■ TO BE DONE
Copy whichever lines contain the string "فهذا".

Dataset excerpt:
=======

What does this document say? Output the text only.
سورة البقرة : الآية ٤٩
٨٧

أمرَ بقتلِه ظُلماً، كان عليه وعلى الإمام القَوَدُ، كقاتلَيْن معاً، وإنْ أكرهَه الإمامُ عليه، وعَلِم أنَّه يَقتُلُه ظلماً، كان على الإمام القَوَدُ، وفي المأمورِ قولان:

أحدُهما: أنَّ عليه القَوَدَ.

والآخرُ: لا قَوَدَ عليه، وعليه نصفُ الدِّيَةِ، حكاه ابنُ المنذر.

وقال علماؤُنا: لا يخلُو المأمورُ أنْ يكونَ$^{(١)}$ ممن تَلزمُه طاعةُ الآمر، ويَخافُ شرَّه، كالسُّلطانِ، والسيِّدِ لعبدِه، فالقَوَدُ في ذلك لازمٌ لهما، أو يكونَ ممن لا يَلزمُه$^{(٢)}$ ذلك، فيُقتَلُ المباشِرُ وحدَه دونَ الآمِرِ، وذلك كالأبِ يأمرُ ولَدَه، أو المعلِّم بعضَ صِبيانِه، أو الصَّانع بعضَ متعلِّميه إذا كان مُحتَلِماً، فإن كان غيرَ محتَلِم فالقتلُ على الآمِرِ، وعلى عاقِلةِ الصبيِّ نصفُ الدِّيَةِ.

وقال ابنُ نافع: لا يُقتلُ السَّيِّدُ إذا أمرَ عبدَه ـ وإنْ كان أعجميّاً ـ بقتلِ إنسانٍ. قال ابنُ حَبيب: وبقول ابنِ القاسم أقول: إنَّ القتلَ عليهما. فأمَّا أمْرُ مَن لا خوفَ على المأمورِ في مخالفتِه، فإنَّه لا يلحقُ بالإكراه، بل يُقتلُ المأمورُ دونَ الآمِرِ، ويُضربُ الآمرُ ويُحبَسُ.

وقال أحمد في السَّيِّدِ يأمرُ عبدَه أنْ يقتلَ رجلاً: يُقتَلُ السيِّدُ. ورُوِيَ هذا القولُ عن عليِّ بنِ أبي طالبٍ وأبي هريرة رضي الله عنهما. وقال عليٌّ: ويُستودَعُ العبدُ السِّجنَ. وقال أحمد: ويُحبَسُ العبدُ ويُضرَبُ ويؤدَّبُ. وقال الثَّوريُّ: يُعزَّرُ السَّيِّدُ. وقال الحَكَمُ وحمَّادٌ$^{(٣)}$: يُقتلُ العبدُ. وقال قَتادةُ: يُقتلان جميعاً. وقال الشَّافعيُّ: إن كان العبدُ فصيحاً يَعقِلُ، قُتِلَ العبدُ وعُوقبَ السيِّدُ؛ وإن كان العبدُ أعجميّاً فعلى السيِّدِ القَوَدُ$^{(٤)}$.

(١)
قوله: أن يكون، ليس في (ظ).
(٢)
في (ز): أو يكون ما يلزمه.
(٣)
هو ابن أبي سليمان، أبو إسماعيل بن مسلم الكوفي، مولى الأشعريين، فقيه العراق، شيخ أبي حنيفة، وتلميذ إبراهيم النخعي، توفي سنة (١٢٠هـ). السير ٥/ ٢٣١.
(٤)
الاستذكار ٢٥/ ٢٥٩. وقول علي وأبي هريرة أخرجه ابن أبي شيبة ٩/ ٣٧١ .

=======

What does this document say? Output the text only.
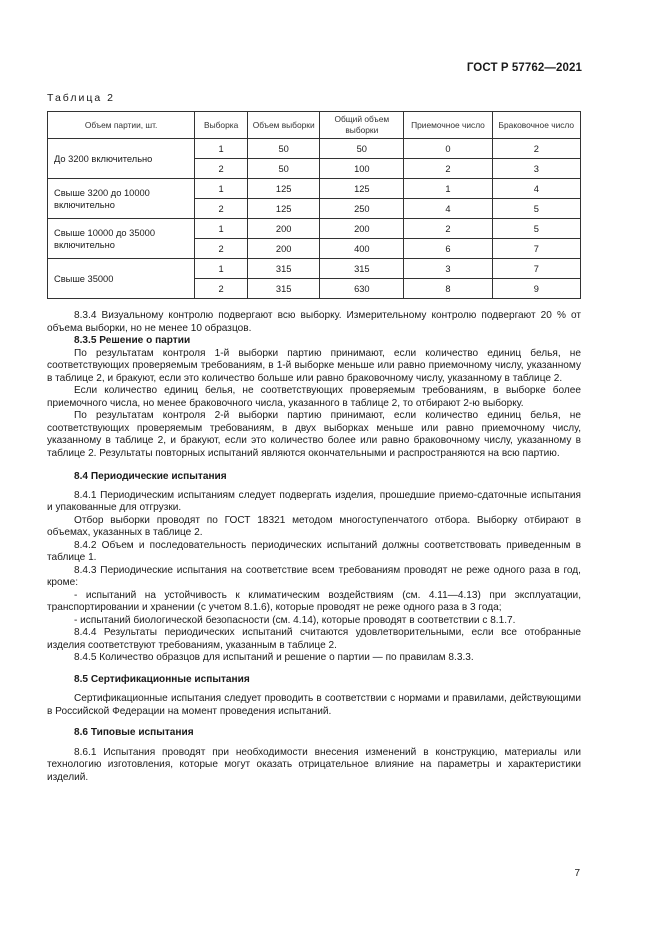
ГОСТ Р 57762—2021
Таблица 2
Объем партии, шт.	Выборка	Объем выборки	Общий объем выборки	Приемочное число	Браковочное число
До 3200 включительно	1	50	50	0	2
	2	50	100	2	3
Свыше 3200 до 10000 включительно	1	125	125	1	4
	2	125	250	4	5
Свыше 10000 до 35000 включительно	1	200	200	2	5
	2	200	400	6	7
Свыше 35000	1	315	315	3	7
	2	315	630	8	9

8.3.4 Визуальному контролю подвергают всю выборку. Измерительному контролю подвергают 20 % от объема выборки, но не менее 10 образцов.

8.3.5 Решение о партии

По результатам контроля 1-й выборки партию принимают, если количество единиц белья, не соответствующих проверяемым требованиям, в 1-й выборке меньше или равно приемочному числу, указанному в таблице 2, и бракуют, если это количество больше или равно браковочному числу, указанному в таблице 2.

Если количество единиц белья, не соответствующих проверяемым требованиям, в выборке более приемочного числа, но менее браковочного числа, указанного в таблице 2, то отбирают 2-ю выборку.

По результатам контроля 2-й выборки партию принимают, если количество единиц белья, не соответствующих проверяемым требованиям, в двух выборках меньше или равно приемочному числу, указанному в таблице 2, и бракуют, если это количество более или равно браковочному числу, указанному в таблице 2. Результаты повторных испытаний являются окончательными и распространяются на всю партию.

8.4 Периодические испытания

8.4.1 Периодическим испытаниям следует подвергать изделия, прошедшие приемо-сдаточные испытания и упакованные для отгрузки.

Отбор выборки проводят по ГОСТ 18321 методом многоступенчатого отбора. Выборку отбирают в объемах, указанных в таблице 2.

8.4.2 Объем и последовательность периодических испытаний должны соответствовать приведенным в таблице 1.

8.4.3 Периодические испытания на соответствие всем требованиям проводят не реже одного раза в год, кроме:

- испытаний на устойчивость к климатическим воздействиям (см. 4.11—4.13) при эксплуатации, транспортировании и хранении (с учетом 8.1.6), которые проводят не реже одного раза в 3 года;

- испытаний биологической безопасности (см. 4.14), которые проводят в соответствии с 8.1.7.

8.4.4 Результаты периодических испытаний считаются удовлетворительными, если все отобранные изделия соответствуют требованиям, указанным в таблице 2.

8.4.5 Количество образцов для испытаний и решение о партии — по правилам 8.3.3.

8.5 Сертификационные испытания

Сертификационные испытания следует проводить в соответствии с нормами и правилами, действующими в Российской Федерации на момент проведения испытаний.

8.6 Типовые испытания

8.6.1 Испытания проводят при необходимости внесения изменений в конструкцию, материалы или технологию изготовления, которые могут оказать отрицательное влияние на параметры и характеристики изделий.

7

=======

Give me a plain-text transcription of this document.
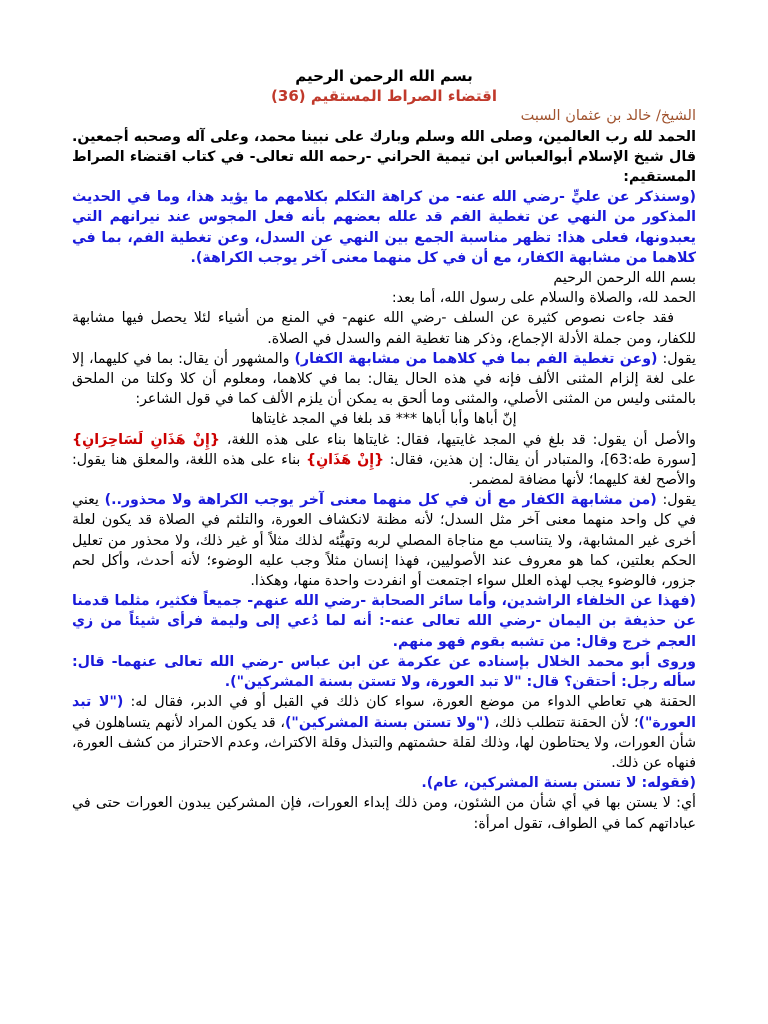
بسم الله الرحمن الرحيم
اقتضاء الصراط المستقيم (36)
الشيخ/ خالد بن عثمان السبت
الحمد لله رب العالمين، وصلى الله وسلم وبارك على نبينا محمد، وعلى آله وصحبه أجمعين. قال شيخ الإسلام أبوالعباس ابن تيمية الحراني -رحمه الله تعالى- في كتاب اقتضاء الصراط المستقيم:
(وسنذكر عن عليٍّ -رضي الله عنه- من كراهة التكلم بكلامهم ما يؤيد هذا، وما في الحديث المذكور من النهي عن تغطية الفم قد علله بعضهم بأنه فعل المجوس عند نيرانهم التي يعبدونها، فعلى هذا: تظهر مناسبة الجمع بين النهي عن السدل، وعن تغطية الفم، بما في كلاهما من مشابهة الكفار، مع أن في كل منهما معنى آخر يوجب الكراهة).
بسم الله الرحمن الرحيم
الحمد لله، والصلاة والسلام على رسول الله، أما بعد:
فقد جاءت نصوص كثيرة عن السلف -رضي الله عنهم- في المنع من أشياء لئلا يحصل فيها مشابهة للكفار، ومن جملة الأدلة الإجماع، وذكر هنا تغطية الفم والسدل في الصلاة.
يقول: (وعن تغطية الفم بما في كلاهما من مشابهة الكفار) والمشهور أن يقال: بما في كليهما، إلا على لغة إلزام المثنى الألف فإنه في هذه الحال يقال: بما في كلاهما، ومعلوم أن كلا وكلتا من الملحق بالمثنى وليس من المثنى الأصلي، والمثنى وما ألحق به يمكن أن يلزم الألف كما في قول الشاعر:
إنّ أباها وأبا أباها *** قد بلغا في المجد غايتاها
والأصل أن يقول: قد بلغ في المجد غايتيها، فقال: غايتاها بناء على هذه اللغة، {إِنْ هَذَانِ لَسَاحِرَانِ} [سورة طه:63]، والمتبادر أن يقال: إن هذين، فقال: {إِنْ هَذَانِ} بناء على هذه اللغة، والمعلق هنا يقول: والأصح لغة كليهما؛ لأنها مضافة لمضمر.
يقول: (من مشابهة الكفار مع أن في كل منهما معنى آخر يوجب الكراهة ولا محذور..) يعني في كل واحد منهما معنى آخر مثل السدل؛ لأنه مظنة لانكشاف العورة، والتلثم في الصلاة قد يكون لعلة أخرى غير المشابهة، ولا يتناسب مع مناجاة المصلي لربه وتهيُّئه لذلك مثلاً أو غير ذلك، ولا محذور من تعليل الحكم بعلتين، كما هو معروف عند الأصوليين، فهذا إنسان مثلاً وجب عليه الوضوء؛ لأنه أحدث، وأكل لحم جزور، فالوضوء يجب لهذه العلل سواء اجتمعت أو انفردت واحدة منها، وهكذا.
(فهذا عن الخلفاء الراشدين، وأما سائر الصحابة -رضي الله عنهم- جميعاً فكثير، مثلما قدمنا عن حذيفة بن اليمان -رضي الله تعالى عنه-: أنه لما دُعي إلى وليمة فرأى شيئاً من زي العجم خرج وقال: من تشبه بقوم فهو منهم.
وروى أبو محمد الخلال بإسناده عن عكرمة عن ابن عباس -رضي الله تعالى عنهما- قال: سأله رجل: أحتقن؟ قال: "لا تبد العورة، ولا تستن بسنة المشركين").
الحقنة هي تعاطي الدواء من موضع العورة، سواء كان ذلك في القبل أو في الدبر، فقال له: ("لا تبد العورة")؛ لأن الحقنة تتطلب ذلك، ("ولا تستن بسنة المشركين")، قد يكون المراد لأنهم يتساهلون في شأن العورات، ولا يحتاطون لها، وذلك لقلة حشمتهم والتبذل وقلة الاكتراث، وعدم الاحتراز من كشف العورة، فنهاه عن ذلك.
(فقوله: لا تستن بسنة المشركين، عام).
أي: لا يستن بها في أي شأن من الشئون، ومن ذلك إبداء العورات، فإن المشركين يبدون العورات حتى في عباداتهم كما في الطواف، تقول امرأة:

=======

■ COMPLETE RESPONSE
يقول: (من مشابهة الكفار مع أن في كل منهما معنى آخر يوجب الكراهة ولا محذور..) يعني في كل واحد منهما معنى آخر مثل السدل؛ لأنه مظنة لانكشاف العورة، والتلثم في الصلاة قد يكون لعلة أخرى غير المشابهة، ولا يتناسب مع مناجاة المصلي لربه وتهيُّئه لذلك مثلاً أو غير ذلك، ولا محذور من تعليل الحكم بعلتين، كما هو معروف عند الأصوليين، فهذا إنسان مثلاً وجب عليه الوضوء؛ لأنه أحدث، وأكل لحم جزور، فالوضوء يجب لهذه العلل سواء اجتمعت أو انفردت واحدة منها، وهكذا.
(فهذا عن الخلفاء الراشدين، وأما سائر الصحابة -رضي الله عنهم- جميعاً فكثير، مثلما قدمنا عن حذيفة بن اليمان -رضي الله تعالى عنه-: أنه لما دُعي إلى وليمة فرأى شيئاً من زي العجم خرج وقال: من تشبه بقوم فهو منهم.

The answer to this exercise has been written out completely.